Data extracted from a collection
[start]

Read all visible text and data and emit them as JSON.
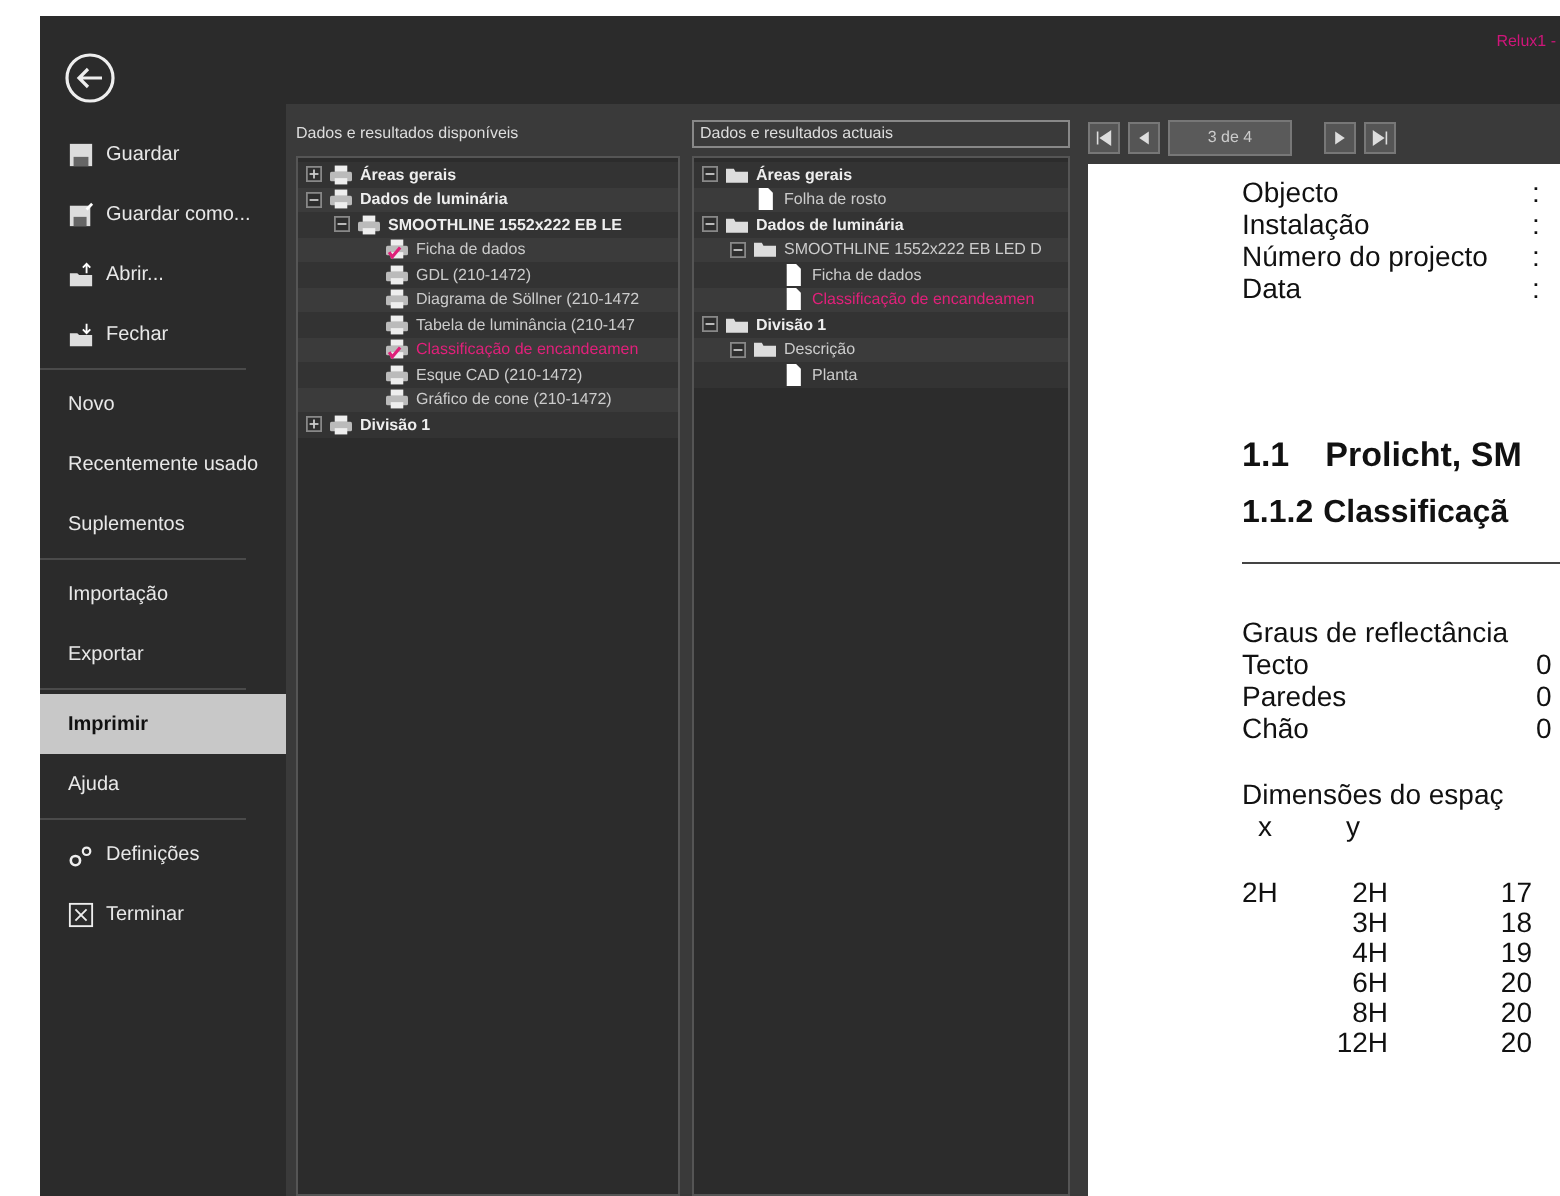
{
  "title": "Relux1 -",
  "menu_groups": [
    {
      "items": [
        {
          "label": "Guardar",
          "kind": "save",
          "selected": false
        },
        {
          "label": "Guardar como...",
          "kind": "save-as",
          "selected": false
        },
        {
          "label": "Abrir...",
          "kind": "open",
          "selected": false
        },
        {
          "label": "Fechar",
          "kind": "close",
          "selected": false
        }
      ]
    },
    {
      "items": [
        {
          "label": "Novo",
          "kind": "plain",
          "selected": false
        },
        {
          "label": "Recentemente usado",
          "kind": "plain",
          "selected": false
        },
        {
          "label": "Suplementos",
          "kind": "plain",
          "selected": false
        }
      ]
    },
    {
      "items": [
        {
          "label": "Importação",
          "kind": "plain",
          "selected": false
        },
        {
          "label": "Exportar",
          "kind": "plain",
          "selected": false
        }
      ]
    },
    {
      "items": [
        {
          "label": "Imprimir",
          "kind": "plain",
          "selected": true
        },
        {
          "label": "Ajuda",
          "kind": "plain",
          "selected": false
        }
      ]
    },
    {
      "items": [
        {
          "label": "Definições",
          "kind": "settings",
          "selected": false
        },
        {
          "label": "Terminar",
          "kind": "exit",
          "selected": false
        }
      ]
    }
  ],
  "available": {
    "label": "Dados e resultados disponíveis",
    "nodes": [
      {
        "label": "Áreas gerais",
        "kind": "printer",
        "bold": true,
        "checked": false,
        "highlighted": false,
        "expanded": false
      },
      {
        "label": "Dados de luminária",
        "kind": "printer",
        "bold": true,
        "checked": false,
        "highlighted": false,
        "expanded": true,
        "children": [
          {
            "label": "SMOOTHLINE 1552x222 EB LE",
            "kind": "printer",
            "bold": true,
            "checked": false,
            "highlighted": false,
            "expanded": true,
            "children": [
              {
                "label": "Ficha de dados",
                "kind": "printer",
                "bold": false,
                "checked": true,
                "highlighted": false
              },
              {
                "label": "GDL (210-1472)",
                "kind": "printer",
                "bold": false,
                "checked": false,
                "highlighted": false
              },
              {
                "label": "Diagrama de Söllner (210-1472",
                "kind": "printer",
                "bold": false,
                "checked": false,
                "highlighted": false
              },
              {
                "label": "Tabela de luminância (210-147",
                "kind": "printer",
                "bold": false,
                "checked": false,
                "highlighted": false
              },
              {
                "label": "Classificação de encandeamen",
                "kind": "printer",
                "bold": false,
                "checked": true,
                "highlighted": true
              },
              {
                "label": "Esque CAD (210-1472)",
                "kind": "printer",
                "bold": false,
                "checked": false,
                "highlighted": false
              },
              {
                "label": "Gráfico de cone (210-1472)",
                "kind": "printer",
                "bold": false,
                "checked": false,
                "highlighted": false
              }
            ]
          }
        ]
      },
      {
        "label": "Divisão 1",
        "kind": "printer",
        "bold": true,
        "checked": false,
        "highlighted": false,
        "expanded": false
      }
    ]
  },
  "current": {
    "label": "Dados e resultados actuais",
    "nodes": [
      {
        "label": "Áreas gerais",
        "kind": "folder",
        "bold": true,
        "highlighted": false,
        "expanded": true,
        "children": [
          {
            "label": "Folha de rosto",
            "kind": "page",
            "bold": false,
            "highlighted": false
          }
        ]
      },
      {
        "label": "Dados de luminária",
        "kind": "folder",
        "bold": true,
        "highlighted": false,
        "expanded": true,
        "children": [
          {
            "label": "SMOOTHLINE 1552x222 EB LED D",
            "kind": "folder",
            "bold": false,
            "highlighted": false,
            "expanded": true,
            "children": [
              {
                "label": "Ficha de dados",
                "kind": "page",
                "bold": false,
                "highlighted": false
              },
              {
                "label": "Classificação de encandeamen",
                "kind": "page",
                "bold": false,
                "highlighted": true
              }
            ]
          }
        ]
      },
      {
        "label": "Divisão 1",
        "kind": "folder",
        "bold": true,
        "highlighted": false,
        "expanded": true,
        "children": [
          {
            "label": "Descrição",
            "kind": "folder",
            "bold": false,
            "highlighted": false,
            "expanded": true,
            "children": [
              {
                "label": "Planta",
                "kind": "page",
                "bold": false,
                "highlighted": false
              }
            ]
          }
        ]
      }
    ]
  },
  "preview": {
    "page_field": "3 de 4",
    "info_rows": [
      {
        "label": "Objecto",
        "separator": ":"
      },
      {
        "label": "Instalação",
        "separator": ":"
      },
      {
        "label": "Número do projecto",
        "separator": ":"
      },
      {
        "label": "Data",
        "separator": ":"
      }
    ],
    "heading_1": {
      "number": "1.1",
      "title": "Prolicht, SM"
    },
    "heading_2": {
      "number": "1.1.2",
      "title": "Classificaçã"
    },
    "reflectance": {
      "title": "Graus de reflectância",
      "rows": [
        {
          "label": "Tecto",
          "value": "0"
        },
        {
          "label": "Paredes",
          "value": "0"
        },
        {
          "label": "Chão",
          "value": "0"
        }
      ]
    },
    "room": {
      "title": "Dimensões do espaç",
      "columns": [
        "x",
        "y"
      ],
      "rows": [
        {
          "x": "2H",
          "y": "2H",
          "value": "17"
        },
        {
          "y": "3H",
          "value": "18"
        },
        {
          "y": "4H",
          "value": "19"
        },
        {
          "y": "6H",
          "value": "20"
        },
        {
          "y": "8H",
          "value": "20"
        },
        {
          "y": "12H",
          "value": "20"
        }
      ]
    }
  }
}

[end]

Task prompt: Exclude the images, then output the data above word for word.

Task output:
Read all visible text and data and emit them as JSON.
{
  "title": "Relux1 -",
  "menu_groups": [
    {
      "items": [
        {
          "label": "Guardar",
          "kind": "save",
          "selected": false
        },
        {
          "label": "Guardar como...",
          "kind": "save-as",
          "selected": false
        },
        {
          "label": "Abrir...",
          "kind": "open",
          "selected": false
        },
        {
          "label": "Fechar",
          "kind": "close",
          "selected": false
        }
      ]
    },
    {
      "items": [
        {
          "label": "Novo",
          "kind": "plain",
          "selected": false
        },
        {
          "label": "Recentemente usado",
          "kind": "plain",
          "selected": false
        },
        {
          "label": "Suplementos",
          "kind": "plain",
          "selected": false
        }
      ]
    },
    {
      "items": [
        {
          "label": "Importação",
          "kind": "plain",
          "selected": false
        },
        {
          "label": "Exportar",
          "kind": "plain",
          "selected": false
        }
      ]
    },
    {
      "items": [
        {
          "label": "Imprimir",
          "kind": "plain",
          "selected": true
        },
        {
          "label": "Ajuda",
          "kind": "plain",
          "selected": false
        }
      ]
    },
    {
      "items": [
        {
          "label": "Definições",
          "kind": "settings",
          "selected": false
        },
        {
          "label": "Terminar",
          "kind": "exit",
          "selected": false
        }
      ]
    }
  ],
  "available": {
    "label": "Dados e resultados disponíveis",
    "nodes": [
      {
        "label": "Áreas gerais",
        "kind": "printer",
        "bold": true,
        "checked": false,
        "highlighted": false,
        "expanded": false
      },
      {
        "label": "Dados de luminária",
        "kind": "printer",
        "bold": true,
        "checked": false,
        "highlighted": false,
        "expanded": true,
        "children": [
          {
            "label": "SMOOTHLINE 1552x222 EB LE",
            "kind": "printer",
            "bold": true,
            "checked": false,
            "highlighted": false,
            "expanded": true,
            "children": [
              {
                "label": "Ficha de dados",
                "kind": "printer",
                "bold": false,
                "checked": true,
                "highlighted": false
              },
              {
                "label": "GDL (210-1472)",
                "kind": "printer",
                "bold": false,
                "checked": false,
                "highlighted": false
              },
              {
                "label": "Diagrama de Söllner (210-1472",
                "kind": "printer",
                "bold": false,
                "checked": false,
                "highlighted": false
              },
              {
                "label": "Tabela de luminância (210-147",
                "kind": "printer",
                "bold": false,
                "checked": false,
                "highlighted": false
              },
              {
                "label": "Classificação de encandeamen",
                "kind": "printer",
                "bold": false,
                "checked": true,
                "highlighted": true
              },
              {
                "label": "Esque CAD (210-1472)",
                "kind": "printer",
                "bold": false,
                "checked": false,
                "highlighted": false
              },
              {
                "label": "Gráfico de cone (210-1472)",
                "kind": "printer",
                "bold": false,
                "checked": false,
                "highlighted": false
              }
            ]
          }
        ]
      },
      {
        "label": "Divisão 1",
        "kind": "printer",
        "bold": true,
        "checked": false,
        "highlighted": false,
        "expanded": false
      }
    ]
  },
  "current": {
    "label": "Dados e resultados actuais",
    "nodes": [
      {
        "label": "Áreas gerais",
        "kind": "folder",
        "bold": true,
        "highlighted": false,
        "expanded": true,
        "children": [
          {
            "label": "Folha de rosto",
            "kind": "page",
            "bold": false,
            "highlighted": false
          }
        ]
      },
      {
        "label": "Dados de luminária",
        "kind": "folder",
        "bold": true,
        "highlighted": false,
        "expanded": true,
        "children": [
          {
            "label": "SMOOTHLINE 1552x222 EB LED D",
            "kind": "folder",
            "bold": false,
            "highlighted": false,
            "expanded": true,
            "children": [
              {
                "label": "Ficha de dados",
                "kind": "page",
                "bold": false,
                "highlighted": false
              },
              {
                "label": "Classificação de encandeamen",
                "kind": "page",
                "bold": false,
                "highlighted": true
              }
            ]
          }
        ]
      },
      {
        "label": "Divisão 1",
        "kind": "folder",
        "bold": true,
        "highlighted": false,
        "expanded": true,
        "children": [
          {
            "label": "Descrição",
            "kind": "folder",
            "bold": false,
            "highlighted": false,
            "expanded": true,
            "children": [
              {
                "label": "Planta",
                "kind": "page",
                "bold": false,
                "highlighted": false
              }
            ]
          }
        ]
      }
    ]
  },
  "preview": {
    "page_field": "3 de 4",
    "info_rows": [
      {
        "label": "Objecto",
        "separator": ":"
      },
      {
        "label": "Instalação",
        "separator": ":"
      },
      {
        "label": "Número do projecto",
        "separator": ":"
      },
      {
        "label": "Data",
        "separator": ":"
      }
    ],
    "heading_1": {
      "number": "1.1",
      "title": "Prolicht, SM"
    },
    "heading_2": {
      "number": "1.1.2",
      "title": "Classificaçã"
    },
    "reflectance": {
      "title": "Graus de reflectância",
      "rows": [
        {
          "label": "Tecto",
          "value": "0"
        },
        {
          "label": "Paredes",
          "value": "0"
        },
        {
          "label": "Chão",
          "value": "0"
        }
      ]
    },
    "room": {
      "title": "Dimensões do espaç",
      "columns": [
        "x",
        "y"
      ],
      "rows": [
        {
          "x": "2H",
          "y": "2H",
          "value": "17"
        },
        {
          "y": "3H",
          "value": "18"
        },
        {
          "y": "4H",
          "value": "19"
        },
        {
          "y": "6H",
          "value": "20"
        },
        {
          "y": "8H",
          "value": "20"
        },
        {
          "y": "12H",
          "value": "20"
        }
      ]
    }
  }
}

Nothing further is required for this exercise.